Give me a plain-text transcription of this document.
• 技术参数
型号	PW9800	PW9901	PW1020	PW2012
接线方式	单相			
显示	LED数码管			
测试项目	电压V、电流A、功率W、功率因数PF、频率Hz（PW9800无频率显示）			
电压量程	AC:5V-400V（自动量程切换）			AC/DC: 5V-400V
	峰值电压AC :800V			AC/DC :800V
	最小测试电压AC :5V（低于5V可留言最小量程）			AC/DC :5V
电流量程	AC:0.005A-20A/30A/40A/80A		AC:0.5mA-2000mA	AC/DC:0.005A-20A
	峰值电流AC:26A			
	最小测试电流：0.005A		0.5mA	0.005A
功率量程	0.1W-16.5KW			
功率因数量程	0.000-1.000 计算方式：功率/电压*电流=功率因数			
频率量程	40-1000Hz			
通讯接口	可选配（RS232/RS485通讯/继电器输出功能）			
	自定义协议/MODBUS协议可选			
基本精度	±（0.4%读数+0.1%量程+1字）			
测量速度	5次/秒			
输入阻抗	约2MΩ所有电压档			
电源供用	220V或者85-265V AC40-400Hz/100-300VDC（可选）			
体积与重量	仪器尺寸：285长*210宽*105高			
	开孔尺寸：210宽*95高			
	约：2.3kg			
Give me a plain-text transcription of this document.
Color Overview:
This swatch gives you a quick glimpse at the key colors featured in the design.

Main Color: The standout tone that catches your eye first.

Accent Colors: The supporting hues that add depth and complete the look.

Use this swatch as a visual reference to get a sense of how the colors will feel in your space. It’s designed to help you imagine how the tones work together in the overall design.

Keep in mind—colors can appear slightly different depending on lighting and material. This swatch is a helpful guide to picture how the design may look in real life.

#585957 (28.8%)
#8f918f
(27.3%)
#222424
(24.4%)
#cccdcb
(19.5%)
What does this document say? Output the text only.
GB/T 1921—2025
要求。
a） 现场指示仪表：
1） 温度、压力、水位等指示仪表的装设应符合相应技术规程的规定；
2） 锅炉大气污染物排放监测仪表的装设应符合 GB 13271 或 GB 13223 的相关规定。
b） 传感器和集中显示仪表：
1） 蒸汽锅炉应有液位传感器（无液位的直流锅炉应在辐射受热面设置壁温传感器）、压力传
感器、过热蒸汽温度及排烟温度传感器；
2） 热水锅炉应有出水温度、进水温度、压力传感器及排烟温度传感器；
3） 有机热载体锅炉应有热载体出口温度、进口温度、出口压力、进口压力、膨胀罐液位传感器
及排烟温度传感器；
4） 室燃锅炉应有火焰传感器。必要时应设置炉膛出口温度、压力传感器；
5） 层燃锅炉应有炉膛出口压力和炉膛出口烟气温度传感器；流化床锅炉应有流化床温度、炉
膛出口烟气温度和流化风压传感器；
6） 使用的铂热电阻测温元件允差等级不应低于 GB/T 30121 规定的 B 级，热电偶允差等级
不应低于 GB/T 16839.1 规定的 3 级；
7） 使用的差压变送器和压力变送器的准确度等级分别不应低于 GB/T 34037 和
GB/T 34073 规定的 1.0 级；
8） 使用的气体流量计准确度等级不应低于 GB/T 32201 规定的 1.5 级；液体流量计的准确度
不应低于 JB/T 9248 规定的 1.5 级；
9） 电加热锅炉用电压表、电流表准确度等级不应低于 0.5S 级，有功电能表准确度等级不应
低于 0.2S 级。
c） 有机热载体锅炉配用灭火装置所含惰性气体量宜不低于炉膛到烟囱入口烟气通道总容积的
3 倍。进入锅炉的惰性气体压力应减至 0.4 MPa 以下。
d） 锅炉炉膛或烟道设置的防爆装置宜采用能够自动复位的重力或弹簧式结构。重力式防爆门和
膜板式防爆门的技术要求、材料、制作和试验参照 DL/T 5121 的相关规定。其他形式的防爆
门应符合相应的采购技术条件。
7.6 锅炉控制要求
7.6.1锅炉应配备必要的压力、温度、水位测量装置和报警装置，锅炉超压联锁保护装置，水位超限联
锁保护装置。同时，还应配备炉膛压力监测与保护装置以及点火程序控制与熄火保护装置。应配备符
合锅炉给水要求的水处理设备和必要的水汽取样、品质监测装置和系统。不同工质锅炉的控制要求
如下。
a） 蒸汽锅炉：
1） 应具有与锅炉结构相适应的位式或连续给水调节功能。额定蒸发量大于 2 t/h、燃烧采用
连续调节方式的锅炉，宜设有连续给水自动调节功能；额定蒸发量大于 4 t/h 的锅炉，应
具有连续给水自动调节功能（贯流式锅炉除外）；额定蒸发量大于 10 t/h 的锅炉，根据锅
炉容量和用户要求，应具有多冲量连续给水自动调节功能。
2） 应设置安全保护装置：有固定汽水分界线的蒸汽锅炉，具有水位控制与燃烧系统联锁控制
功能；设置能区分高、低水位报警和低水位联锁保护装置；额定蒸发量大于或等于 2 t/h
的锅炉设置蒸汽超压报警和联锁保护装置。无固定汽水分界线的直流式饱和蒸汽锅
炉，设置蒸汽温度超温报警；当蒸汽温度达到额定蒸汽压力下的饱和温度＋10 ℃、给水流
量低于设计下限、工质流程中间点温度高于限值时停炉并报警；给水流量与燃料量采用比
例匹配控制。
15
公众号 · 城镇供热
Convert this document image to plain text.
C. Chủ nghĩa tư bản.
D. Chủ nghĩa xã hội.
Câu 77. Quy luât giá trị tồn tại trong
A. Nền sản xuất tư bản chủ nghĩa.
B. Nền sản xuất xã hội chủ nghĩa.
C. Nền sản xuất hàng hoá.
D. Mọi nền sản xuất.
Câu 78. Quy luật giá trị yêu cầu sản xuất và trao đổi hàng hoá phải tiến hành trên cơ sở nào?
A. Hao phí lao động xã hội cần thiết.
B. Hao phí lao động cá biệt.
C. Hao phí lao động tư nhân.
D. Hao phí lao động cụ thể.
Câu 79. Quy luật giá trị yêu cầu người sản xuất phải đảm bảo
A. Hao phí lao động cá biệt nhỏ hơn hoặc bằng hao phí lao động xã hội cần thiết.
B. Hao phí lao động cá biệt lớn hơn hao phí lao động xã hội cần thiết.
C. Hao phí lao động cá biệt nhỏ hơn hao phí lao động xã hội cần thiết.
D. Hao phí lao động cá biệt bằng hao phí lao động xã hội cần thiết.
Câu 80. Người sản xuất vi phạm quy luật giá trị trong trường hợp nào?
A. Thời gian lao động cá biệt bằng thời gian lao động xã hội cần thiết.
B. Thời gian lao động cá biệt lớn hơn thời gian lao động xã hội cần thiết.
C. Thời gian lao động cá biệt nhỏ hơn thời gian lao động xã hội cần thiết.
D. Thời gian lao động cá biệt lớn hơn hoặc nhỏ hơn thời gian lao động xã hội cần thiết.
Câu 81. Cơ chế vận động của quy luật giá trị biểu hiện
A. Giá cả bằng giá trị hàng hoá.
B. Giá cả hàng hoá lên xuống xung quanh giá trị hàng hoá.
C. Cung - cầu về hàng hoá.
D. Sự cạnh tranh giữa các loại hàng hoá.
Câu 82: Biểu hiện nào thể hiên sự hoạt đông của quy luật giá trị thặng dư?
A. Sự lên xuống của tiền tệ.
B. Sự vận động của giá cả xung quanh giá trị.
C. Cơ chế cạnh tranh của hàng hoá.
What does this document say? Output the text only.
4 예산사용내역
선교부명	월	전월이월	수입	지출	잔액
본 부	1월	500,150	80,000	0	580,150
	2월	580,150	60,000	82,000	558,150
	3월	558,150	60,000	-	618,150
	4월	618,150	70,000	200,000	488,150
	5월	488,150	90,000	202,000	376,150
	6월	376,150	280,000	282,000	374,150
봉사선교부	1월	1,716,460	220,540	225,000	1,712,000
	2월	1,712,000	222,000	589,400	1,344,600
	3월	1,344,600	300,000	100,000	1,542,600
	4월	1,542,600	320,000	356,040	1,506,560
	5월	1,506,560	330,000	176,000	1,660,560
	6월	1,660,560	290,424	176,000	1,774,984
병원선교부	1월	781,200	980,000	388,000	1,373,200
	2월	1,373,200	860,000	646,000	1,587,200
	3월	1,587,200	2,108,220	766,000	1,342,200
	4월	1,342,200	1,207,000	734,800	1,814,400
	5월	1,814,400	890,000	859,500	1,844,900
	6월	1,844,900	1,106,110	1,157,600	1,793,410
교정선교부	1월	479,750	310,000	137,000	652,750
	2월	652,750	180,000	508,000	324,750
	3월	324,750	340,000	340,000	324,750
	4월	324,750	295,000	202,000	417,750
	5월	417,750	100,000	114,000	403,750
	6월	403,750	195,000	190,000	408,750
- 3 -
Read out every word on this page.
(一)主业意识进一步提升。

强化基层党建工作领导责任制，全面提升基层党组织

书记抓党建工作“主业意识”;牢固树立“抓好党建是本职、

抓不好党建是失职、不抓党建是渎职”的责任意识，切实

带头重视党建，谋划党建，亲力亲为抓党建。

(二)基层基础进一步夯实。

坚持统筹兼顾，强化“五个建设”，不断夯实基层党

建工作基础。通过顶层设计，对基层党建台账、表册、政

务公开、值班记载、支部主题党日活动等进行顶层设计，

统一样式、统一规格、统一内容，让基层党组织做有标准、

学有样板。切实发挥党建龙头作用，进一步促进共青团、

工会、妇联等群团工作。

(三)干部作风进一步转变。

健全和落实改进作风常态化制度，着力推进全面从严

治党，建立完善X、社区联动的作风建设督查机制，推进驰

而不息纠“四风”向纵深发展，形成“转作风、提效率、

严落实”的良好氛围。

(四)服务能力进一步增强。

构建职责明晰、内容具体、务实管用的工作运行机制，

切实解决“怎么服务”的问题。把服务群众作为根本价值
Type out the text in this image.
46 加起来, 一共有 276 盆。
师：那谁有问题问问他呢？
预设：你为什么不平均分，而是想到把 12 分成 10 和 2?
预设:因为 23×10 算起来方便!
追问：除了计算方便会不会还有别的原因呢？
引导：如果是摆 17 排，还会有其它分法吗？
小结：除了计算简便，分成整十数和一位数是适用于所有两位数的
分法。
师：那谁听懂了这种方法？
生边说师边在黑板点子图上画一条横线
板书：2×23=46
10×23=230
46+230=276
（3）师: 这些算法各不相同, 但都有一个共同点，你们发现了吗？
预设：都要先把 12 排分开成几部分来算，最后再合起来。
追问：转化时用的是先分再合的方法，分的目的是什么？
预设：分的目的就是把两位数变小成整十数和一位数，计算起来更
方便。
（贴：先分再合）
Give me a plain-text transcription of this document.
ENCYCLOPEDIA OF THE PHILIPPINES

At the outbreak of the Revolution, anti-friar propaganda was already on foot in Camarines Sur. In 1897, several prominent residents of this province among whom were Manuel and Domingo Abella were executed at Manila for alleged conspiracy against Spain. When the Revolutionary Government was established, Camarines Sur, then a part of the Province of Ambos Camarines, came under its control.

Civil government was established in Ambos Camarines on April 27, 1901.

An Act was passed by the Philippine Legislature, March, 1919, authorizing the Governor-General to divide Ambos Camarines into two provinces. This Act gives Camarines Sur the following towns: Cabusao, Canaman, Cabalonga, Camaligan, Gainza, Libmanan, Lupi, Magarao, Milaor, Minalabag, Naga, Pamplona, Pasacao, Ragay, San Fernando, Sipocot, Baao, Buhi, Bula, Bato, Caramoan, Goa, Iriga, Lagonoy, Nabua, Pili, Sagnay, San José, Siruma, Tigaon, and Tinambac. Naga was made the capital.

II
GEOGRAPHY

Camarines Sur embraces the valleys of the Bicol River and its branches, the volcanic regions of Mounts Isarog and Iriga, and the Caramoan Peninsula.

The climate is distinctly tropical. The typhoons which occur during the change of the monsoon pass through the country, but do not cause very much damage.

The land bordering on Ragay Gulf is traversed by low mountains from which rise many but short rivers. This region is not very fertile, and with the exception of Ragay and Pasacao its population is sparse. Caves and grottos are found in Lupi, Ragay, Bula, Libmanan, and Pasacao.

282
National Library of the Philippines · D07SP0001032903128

━━━━━━━━

PROBLEM DESCRIPTION -
Looking at the entries above, say how many lines contain the word "tranh". Only the number is wanted.

RIGHT ANSWER -
2